Task:
Give a verbatim quotation of every record.

[begin Provided data]

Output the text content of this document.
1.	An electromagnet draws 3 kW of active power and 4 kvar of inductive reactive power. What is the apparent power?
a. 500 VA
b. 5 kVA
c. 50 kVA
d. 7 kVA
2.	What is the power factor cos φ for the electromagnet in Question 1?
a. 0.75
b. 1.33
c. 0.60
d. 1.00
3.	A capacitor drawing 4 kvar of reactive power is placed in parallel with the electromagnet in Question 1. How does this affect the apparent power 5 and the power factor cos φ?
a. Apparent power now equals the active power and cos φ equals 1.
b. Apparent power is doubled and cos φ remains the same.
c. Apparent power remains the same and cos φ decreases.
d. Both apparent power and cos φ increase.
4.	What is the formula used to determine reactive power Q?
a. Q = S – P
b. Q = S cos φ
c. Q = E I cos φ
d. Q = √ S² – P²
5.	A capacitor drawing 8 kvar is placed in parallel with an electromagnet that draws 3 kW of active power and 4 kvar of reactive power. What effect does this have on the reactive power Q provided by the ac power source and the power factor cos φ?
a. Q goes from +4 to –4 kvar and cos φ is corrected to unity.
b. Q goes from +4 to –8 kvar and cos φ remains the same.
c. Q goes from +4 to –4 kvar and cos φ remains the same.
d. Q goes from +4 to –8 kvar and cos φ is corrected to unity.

[end Provided data]

Answer to the exercise:
Output the text content of this document.
1.	An electromagnet draws 3 kW of active power and 4 kvar of inductive reactive power. What is the apparent power?
a. 500 VA
b. 5 kVA
c. 50 kVA
d. 7 kVA
2.	What is the power factor cos φ for the electromagnet in Question 1?
a. 0.75
b. 1.33
c. 0.60
d. 1.00
3.	A capacitor drawing 4 kvar of reactive power is placed in parallel with the electromagnet in Question 1. How does this affect the apparent power 5 and the power factor cos φ?
a. Apparent power now equals the active power and cos φ equals 1.
b. Apparent power is doubled and cos φ remains the same.
c. Apparent power remains the same and cos φ decreases.
d. Both apparent power and cos φ increase.
4.	What is the formula used to determine reactive power Q?
a. Q = S – P
b. Q = S cos φ
c. Q = E I cos φ
d. Q = √ S² – P²
5.	A capacitor drawing 8 kvar is placed in parallel with an electromagnet that draws 3 kW of active power and 4 kvar of reactive power. What effect does this have on the reactive power Q provided by the ac power source and the power factor cos φ?
a. Q goes from +4 to –4 kvar and cos φ is corrected to unity.
b. Q goes from +4 to –8 kvar and cos φ remains the same.
c. Q goes from +4 to –4 kvar and cos φ remains the same.
d. Q goes from +4 to –8 kvar and cos φ is corrected to unity.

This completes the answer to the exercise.